[Extracted records]
----------
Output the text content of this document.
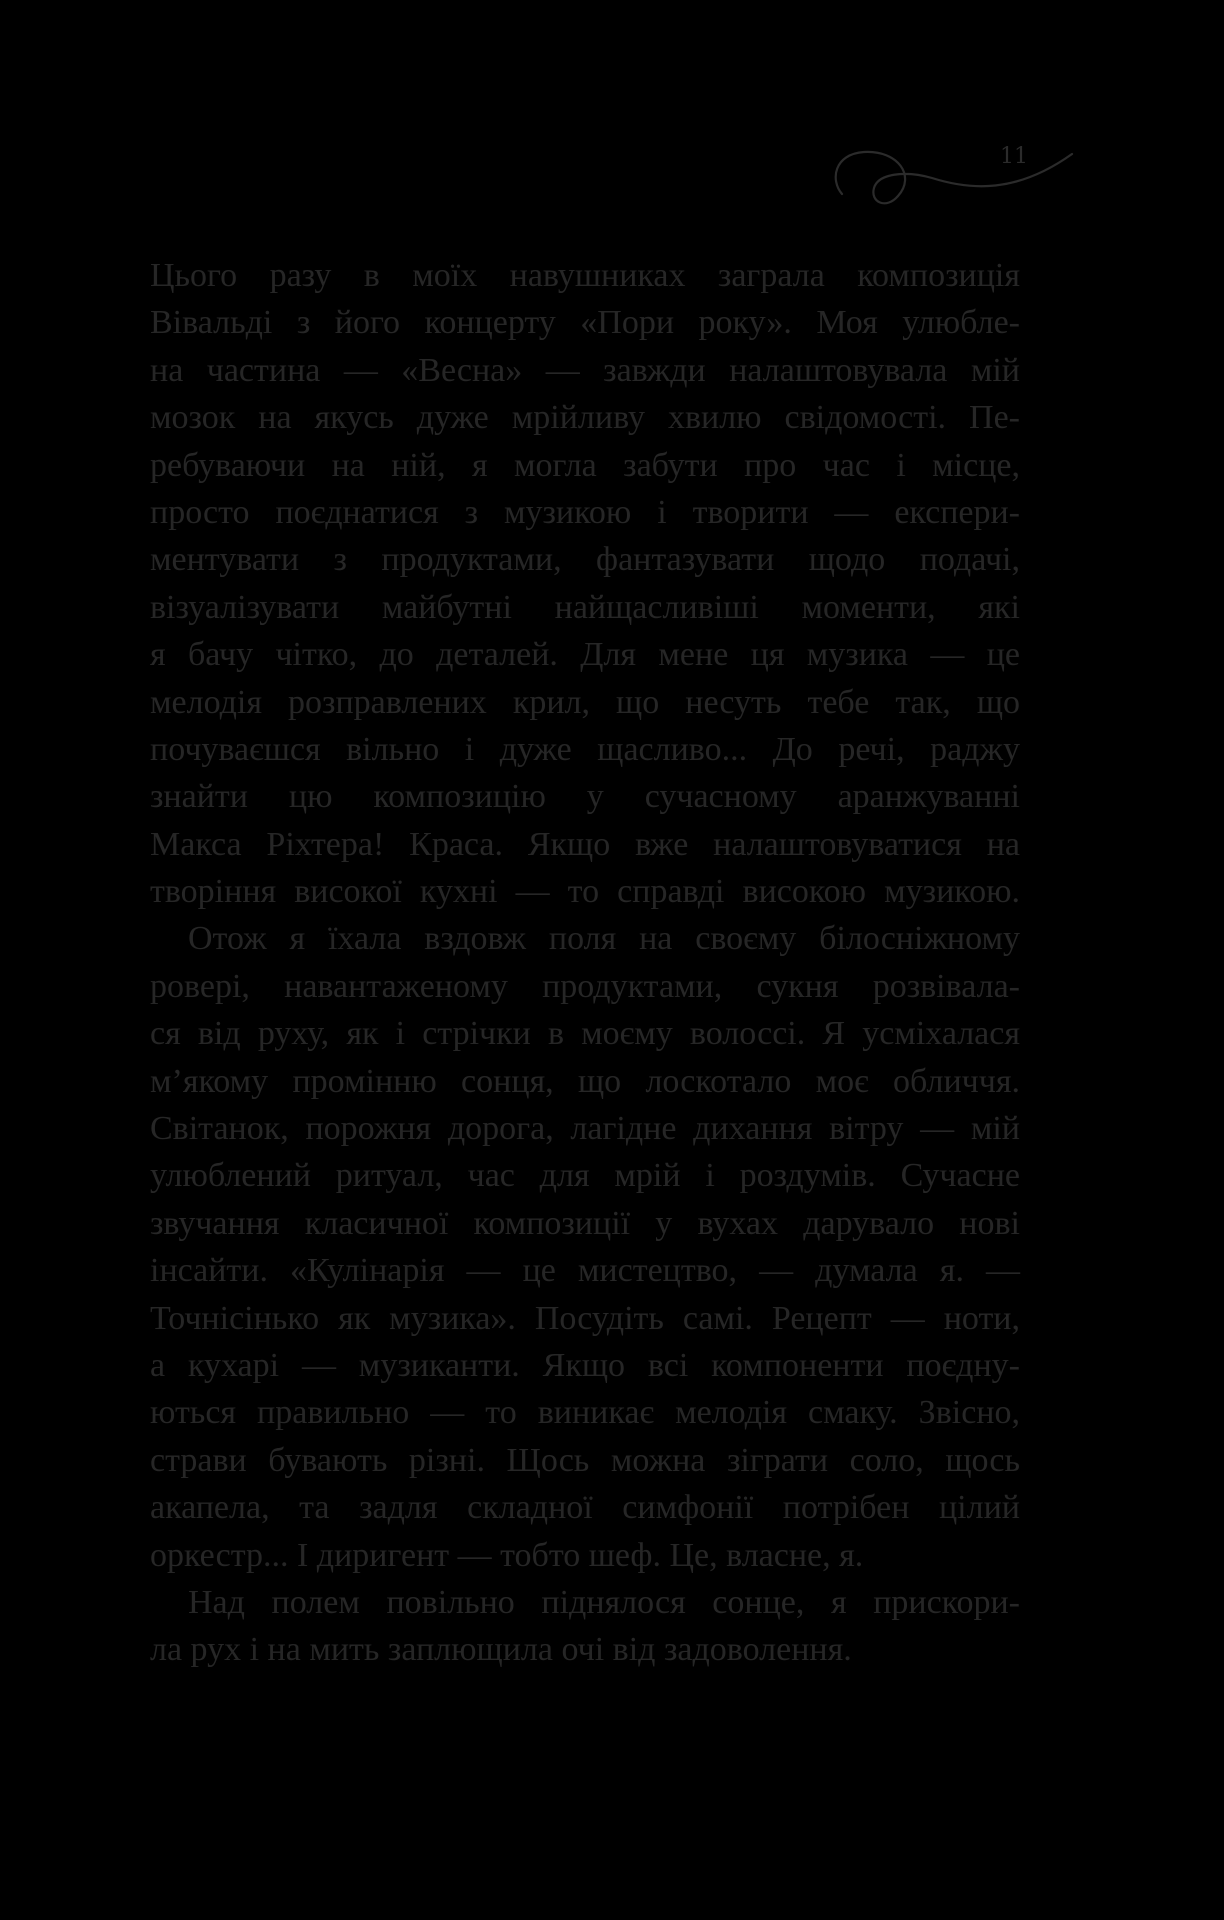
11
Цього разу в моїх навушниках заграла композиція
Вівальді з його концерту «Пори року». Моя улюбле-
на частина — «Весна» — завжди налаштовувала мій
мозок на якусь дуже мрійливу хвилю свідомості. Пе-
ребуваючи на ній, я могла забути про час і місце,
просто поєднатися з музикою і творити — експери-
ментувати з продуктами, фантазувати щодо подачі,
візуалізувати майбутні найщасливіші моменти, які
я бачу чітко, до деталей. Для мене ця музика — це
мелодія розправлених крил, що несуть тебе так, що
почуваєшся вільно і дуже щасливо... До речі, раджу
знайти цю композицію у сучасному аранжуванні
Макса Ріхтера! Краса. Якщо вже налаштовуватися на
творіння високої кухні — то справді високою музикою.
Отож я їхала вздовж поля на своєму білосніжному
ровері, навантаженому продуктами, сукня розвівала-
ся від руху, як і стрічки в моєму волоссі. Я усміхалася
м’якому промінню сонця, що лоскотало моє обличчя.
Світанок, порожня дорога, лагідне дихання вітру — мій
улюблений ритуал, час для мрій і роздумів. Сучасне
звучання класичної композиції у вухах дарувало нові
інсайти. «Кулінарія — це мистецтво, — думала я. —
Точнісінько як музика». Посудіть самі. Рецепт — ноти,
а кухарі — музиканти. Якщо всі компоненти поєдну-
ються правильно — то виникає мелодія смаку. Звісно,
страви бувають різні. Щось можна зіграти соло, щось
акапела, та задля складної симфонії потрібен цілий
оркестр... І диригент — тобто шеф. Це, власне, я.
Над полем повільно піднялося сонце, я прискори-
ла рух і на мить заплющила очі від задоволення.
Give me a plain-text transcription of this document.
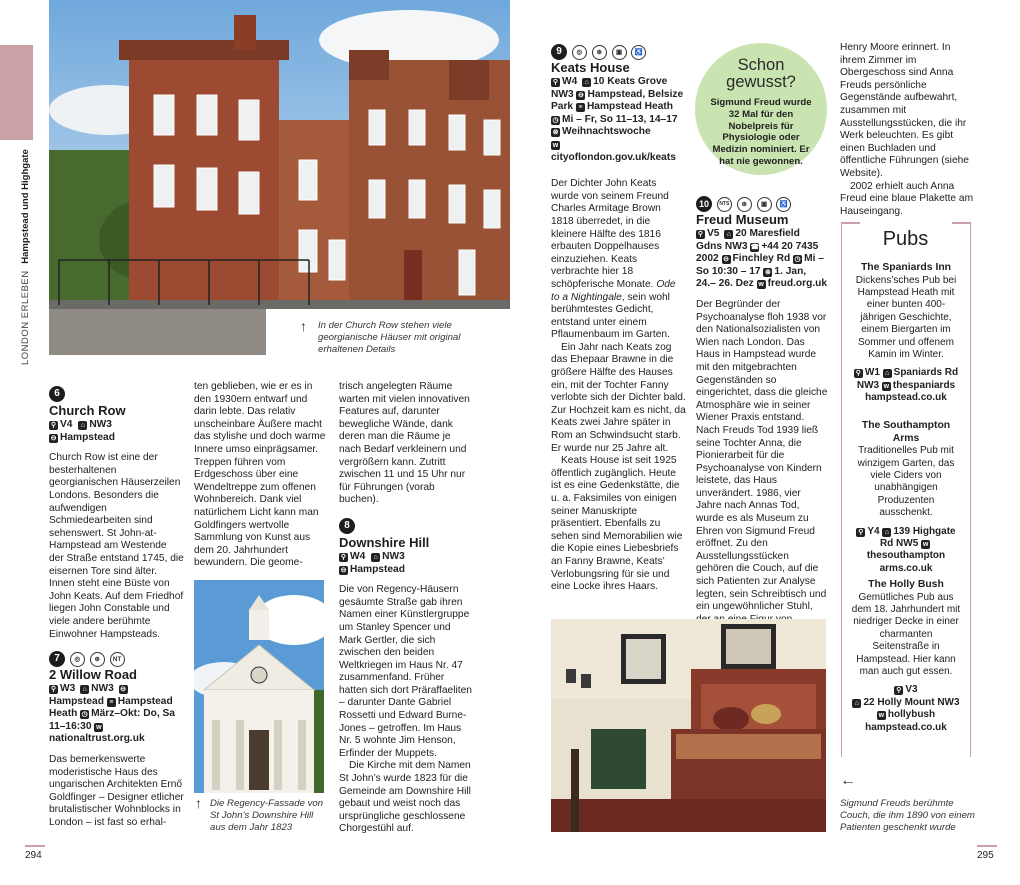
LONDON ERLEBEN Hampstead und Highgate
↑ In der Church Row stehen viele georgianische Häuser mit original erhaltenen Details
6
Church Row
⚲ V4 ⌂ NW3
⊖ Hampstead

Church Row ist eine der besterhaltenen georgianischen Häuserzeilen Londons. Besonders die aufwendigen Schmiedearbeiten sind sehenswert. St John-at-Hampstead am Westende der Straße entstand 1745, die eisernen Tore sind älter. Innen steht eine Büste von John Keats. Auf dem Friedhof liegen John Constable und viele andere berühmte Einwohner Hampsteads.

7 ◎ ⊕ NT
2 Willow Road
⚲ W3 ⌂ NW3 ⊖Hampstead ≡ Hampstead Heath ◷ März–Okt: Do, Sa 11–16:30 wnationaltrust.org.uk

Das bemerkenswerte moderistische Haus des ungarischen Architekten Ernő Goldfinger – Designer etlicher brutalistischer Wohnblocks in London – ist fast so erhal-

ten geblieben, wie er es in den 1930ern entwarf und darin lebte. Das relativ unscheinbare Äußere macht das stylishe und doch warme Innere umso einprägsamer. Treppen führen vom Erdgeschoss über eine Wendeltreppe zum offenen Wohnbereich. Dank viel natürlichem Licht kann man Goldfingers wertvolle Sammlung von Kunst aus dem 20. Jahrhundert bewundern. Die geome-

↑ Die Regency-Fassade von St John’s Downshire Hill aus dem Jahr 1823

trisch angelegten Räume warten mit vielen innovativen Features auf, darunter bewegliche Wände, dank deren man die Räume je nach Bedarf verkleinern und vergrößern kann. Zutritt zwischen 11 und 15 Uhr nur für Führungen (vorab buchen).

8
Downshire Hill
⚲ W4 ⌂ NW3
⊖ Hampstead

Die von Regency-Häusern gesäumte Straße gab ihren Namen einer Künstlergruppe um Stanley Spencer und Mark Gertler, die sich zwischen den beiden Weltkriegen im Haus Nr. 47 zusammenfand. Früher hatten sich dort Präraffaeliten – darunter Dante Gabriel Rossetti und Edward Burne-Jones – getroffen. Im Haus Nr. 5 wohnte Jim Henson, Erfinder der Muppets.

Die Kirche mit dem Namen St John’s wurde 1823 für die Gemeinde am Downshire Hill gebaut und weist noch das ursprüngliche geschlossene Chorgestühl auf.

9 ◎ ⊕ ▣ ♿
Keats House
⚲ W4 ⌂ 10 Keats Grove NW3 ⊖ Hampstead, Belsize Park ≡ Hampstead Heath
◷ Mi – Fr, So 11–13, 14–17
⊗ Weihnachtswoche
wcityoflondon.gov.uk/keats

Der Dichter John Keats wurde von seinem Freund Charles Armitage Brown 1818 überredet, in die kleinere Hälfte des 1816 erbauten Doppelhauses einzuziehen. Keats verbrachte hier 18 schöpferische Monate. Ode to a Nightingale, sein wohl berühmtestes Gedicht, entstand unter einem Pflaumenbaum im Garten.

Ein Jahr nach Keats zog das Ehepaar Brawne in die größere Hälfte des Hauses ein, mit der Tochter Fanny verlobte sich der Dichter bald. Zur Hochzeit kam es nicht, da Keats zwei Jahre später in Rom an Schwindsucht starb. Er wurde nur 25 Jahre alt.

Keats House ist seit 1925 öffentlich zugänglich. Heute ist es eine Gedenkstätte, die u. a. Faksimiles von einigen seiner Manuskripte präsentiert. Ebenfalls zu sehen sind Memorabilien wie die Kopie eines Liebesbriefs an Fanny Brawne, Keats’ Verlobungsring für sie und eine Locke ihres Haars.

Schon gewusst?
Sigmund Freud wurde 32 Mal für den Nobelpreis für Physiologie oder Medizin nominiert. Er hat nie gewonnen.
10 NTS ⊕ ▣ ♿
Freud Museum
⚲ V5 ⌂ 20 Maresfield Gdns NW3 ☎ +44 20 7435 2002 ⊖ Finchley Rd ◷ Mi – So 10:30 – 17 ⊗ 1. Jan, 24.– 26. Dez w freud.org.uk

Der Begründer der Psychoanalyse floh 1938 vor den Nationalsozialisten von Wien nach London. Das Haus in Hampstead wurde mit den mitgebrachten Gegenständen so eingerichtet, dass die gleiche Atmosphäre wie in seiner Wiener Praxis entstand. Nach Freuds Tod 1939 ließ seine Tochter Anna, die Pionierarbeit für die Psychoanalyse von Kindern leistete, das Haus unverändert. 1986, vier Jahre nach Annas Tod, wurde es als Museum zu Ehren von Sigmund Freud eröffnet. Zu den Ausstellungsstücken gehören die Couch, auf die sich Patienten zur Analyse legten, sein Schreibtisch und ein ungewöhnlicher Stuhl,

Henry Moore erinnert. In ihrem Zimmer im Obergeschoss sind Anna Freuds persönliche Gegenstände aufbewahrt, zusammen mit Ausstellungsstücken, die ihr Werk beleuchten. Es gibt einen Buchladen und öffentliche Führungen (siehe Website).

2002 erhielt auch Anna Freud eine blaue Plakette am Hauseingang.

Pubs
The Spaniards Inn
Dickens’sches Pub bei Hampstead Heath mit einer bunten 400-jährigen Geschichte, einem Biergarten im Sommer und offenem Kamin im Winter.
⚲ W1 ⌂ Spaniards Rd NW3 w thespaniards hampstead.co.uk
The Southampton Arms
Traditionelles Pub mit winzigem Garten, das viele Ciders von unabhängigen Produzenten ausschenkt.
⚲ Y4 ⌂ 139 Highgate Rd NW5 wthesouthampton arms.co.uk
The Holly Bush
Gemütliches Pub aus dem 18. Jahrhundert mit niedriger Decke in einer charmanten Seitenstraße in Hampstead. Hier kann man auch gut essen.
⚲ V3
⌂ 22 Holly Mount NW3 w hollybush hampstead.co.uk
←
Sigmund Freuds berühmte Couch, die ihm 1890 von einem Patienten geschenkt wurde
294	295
----------
Task to complete: Using the listing above, pull out all lines that hold the word "Spaniards".

Response below:
The Spaniards Inn
⚲ W1 ⌂ Spaniards Rd NW3 w thespaniards hampstead.co.uk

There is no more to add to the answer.